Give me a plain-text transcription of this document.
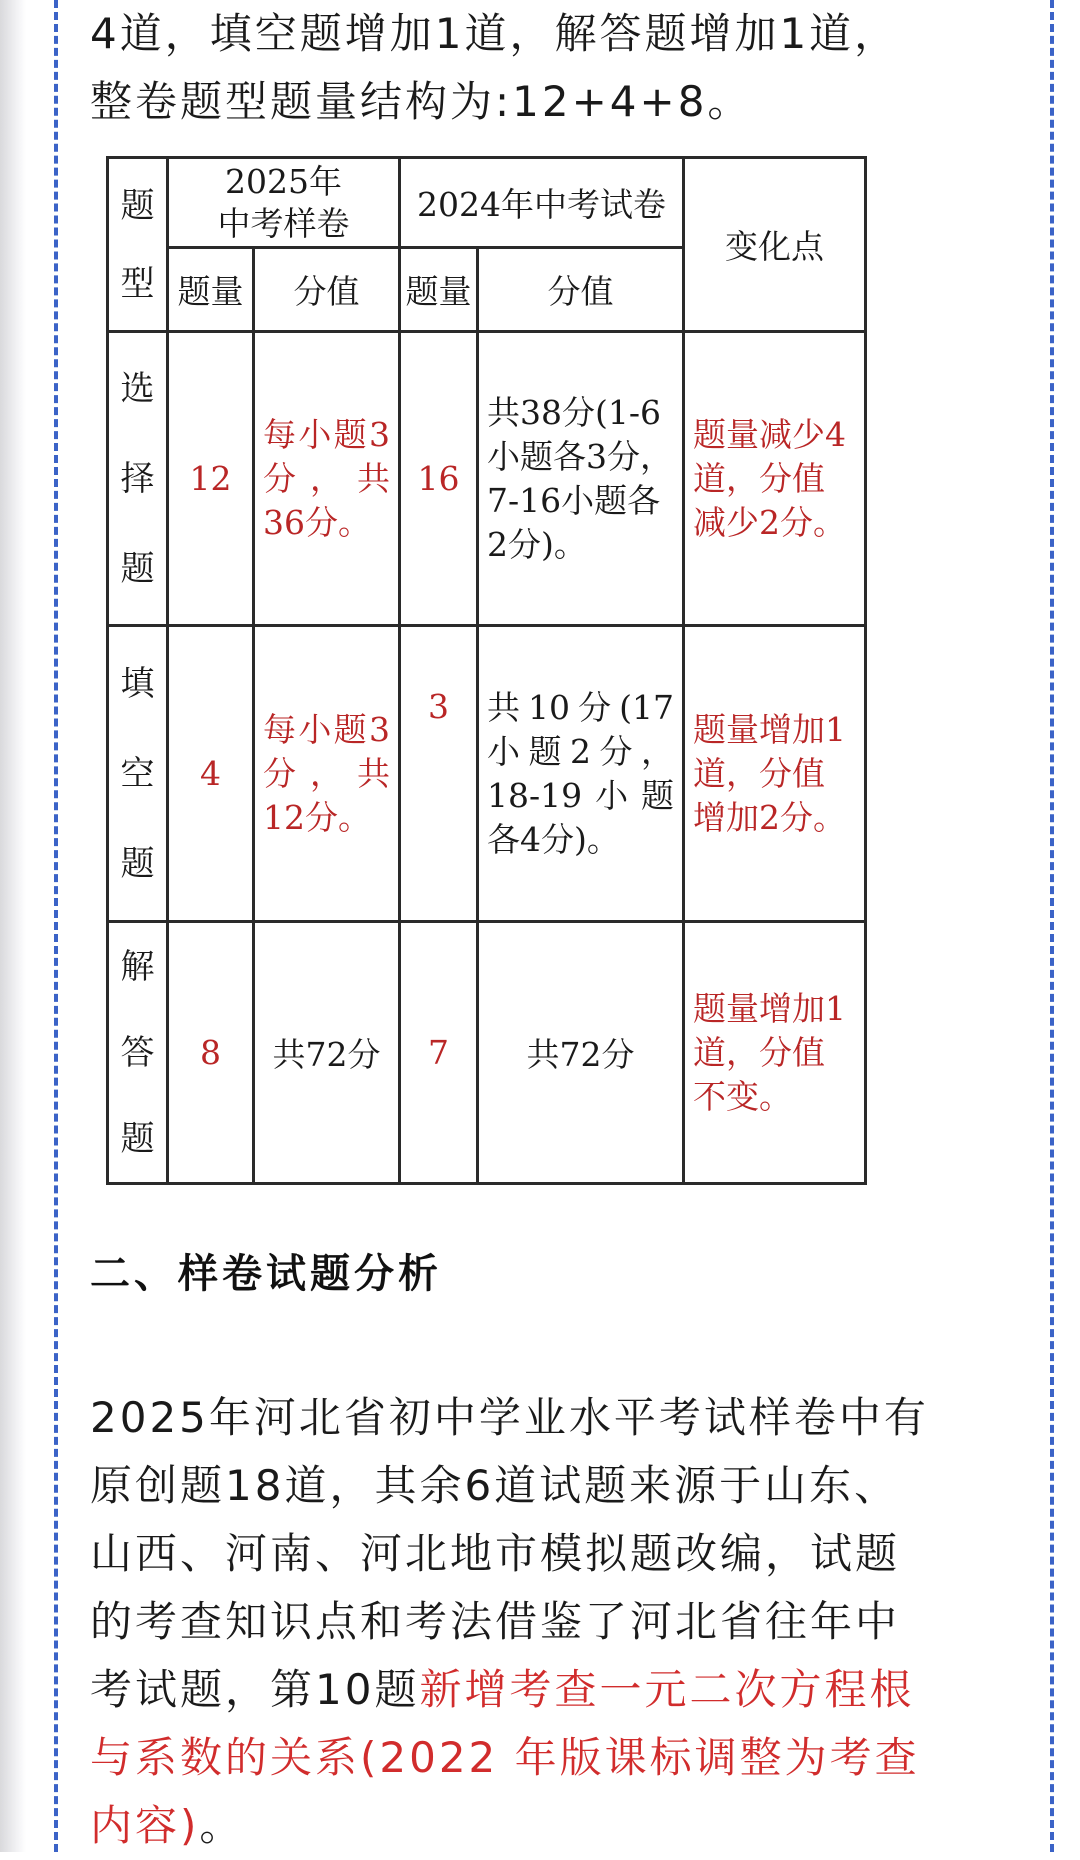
4道，填空题增加1道，解答题增加1道，
整卷题型题量结构为:12+4+8。
题型	2025年中考样卷		2024年中考试卷		变化点
	题量	分值	题量	分值	

选择题	12	每小题3分，共36分。	16	共38分(1-6小题各3分，7-16小题各2分)。	题量减少4道，分值减少2分。

填空题	4	每小题3分，共12分。	3	共10分(17小题2分，18-19小题各4分)。	题量增加1道，分值增加2分。

解答题	8	共72分	7	共72分	题量增加1道，分值不变。
二、样卷试题分析
2025年河北省初中学业水平考试样卷中有
原创题18道，其余6道试题来源于山东、
山西、河南、河北地市模拟题改编，试题
的考查知识点和考法借鉴了河北省往年中
考试题，第10题新增考查一元二次方程根
与系数的关系(2022 年版课标调整为考查
内容)。
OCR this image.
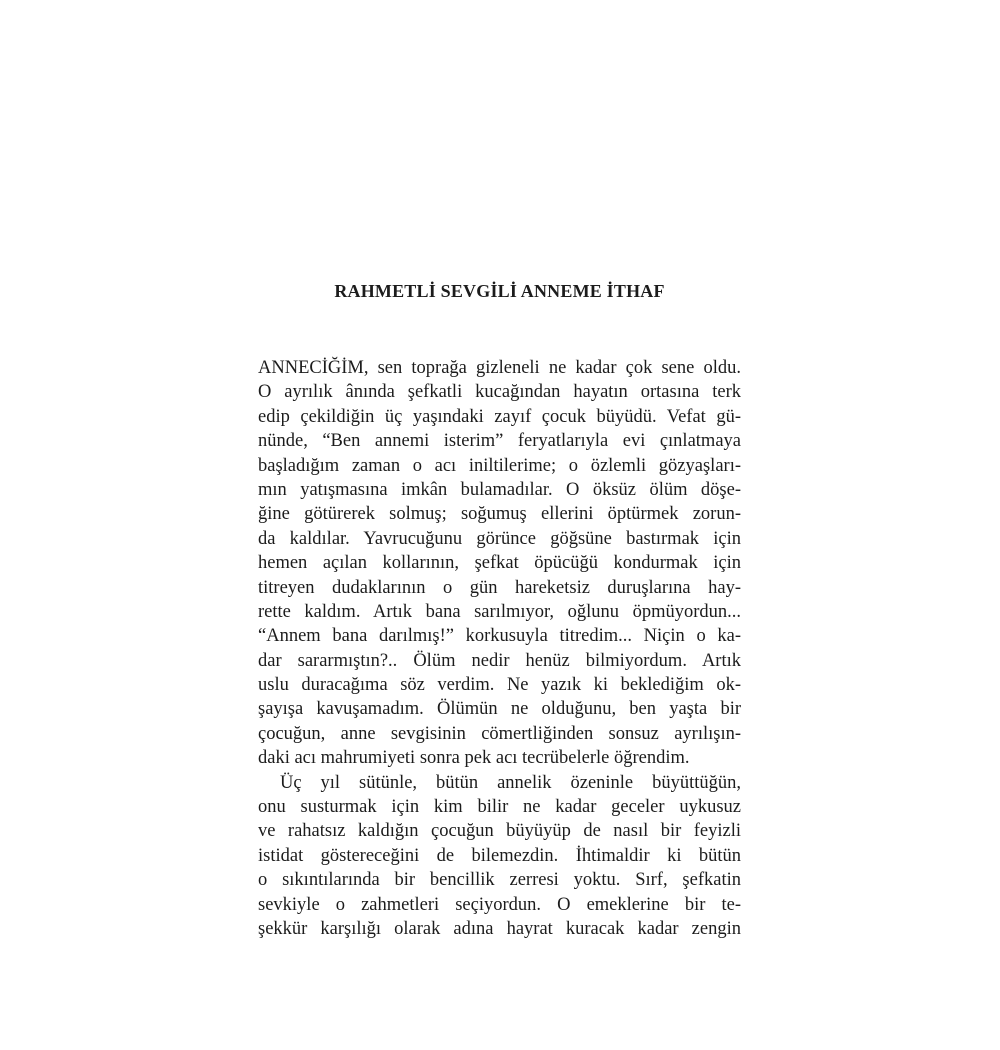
RAHMETLİ SEVGİLİ ANNEME İTHAF
ANNECİĞİM, sen toprağa gizleneli ne kadar çok sene oldu.
O ayrılık ânında şefkatli kucağından hayatın ortasına terk
edip çekildiğin üç yaşındaki zayıf çocuk büyüdü. Vefat gü-
nünde, “Ben annemi isterim” feryatlarıyla evi çınlatmaya
başladığım zaman o acı iniltilerime; o özlemli gözyaşları-
mın yatışmasına imkân bulamadılar. O öksüz ölüm döşe-
ğine götürerek solmuş; soğumuş ellerini öptürmek zorun-
da kaldılar. Yavrucuğunu görünce göğsüne bastırmak için
hemen açılan kollarının, şefkat öpücüğü kondurmak için
titreyen dudaklarının o gün hareketsiz duruşlarına hay-
rette kaldım. Artık bana sarılmıyor, oğlunu öpmüyordun...
“Annem bana darılmış!” korkusuyla titredim... Niçin o ka-
dar sararmıştın?.. Ölüm nedir henüz bilmiyordum. Artık
uslu duracağıma söz verdim. Ne yazık ki beklediğim ok-
şayışa kavuşamadım. Ölümün ne olduğunu, ben yaşta bir
çocuğun, anne sevgisinin cömertliğinden sonsuz ayrılışın-
daki acı mahrumiyeti sonra pek acı tecrübelerle öğrendim.
Üç yıl sütünle, bütün annelik özeninle büyüttüğün,
onu susturmak için kim bilir ne kadar geceler uykusuz
ve rahatsız kaldığın çocuğun büyüyüp de nasıl bir feyizli
istidat göstereceğini de bilemezdin. İhtimaldir ki bütün
o sıkıntılarında bir bencillik zerresi yoktu. Sırf, şefkatin
sevkiyle o zahmetleri seçiyordun. O emeklerine bir te-
şekkür karşılığı olarak adına hayrat kuracak kadar zengin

:::

- _WHAT IS REQUIRED_
Reproduce every record above exactly, omitting the pictures.

- _TASK RESPONSE_
Give me a plain-text transcription of this document.
4道，填空题增加1道，解答题增加1道，
整卷题型题量结构为:12+4+8。
题型	2025年中考样卷		2024年中考试卷		变化点
	题量	分值	题量	分值	

选择题	12	每小题3分，共36分。	16	共38分(1-6小题各3分，7-16小题各2分)。	题量减少4道，分值减少2分。

填空题	4	每小题3分，共12分。	3	共10分(17小题2分，18-19小题各4分)。	题量增加1道，分值增加2分。

解答题	8	共72分	7	共72分	题量增加1道，分值不变。
二、样卷试题分析
2025年河北省初中学业水平考试样卷中有
原创题18道，其余6道试题来源于山东、
山西、河南、河北地市模拟题改编，试题
的考查知识点和考法借鉴了河北省往年中
考试题，第10题新增考查一元二次方程根
与系数的关系(2022 年版课标调整为考查
内容)。
OCR this image.
RAHMETLİ SEVGİLİ ANNEME İTHAF
ANNECİĞİM, sen toprağa gizleneli ne kadar çok sene oldu.
O ayrılık ânında şefkatli kucağından hayatın ortasına terk
edip çekildiğin üç yaşındaki zayıf çocuk büyüdü. Vefat gü-
nünde, “Ben annemi isterim” feryatlarıyla evi çınlatmaya
başladığım zaman o acı iniltilerime; o özlemli gözyaşları-
mın yatışmasına imkân bulamadılar. O öksüz ölüm döşe-
ğine götürerek solmuş; soğumuş ellerini öptürmek zorun-
da kaldılar. Yavrucuğunu görünce göğsüne bastırmak için
hemen açılan kollarının, şefkat öpücüğü kondurmak için
titreyen dudaklarının o gün hareketsiz duruşlarına hay-
rette kaldım. Artık bana sarılmıyor, oğlunu öpmüyordun...
“Annem bana darılmış!” korkusuyla titredim... Niçin o ka-
dar sararmıştın?.. Ölüm nedir henüz bilmiyordum. Artık
uslu duracağıma söz verdim. Ne yazık ki beklediğim ok-
şayışa kavuşamadım. Ölümün ne olduğunu, ben yaşta bir
çocuğun, anne sevgisinin cömertliğinden sonsuz ayrılışın-
daki acı mahrumiyeti sonra pek acı tecrübelerle öğrendim.
Üç yıl sütünle, bütün annelik özeninle büyüttüğün,
onu susturmak için kim bilir ne kadar geceler uykusuz
ve rahatsız kaldığın çocuğun büyüyüp de nasıl bir feyizli
istidat göstereceğini de bilemezdin. İhtimaldir ki bütün
o sıkıntılarında bir bencillik zerresi yoktu. Sırf, şefkatin
sevkiyle o zahmetleri seçiyordun. O emeklerine bir te-
şekkür karşılığı olarak adına hayrat kuracak kadar zengin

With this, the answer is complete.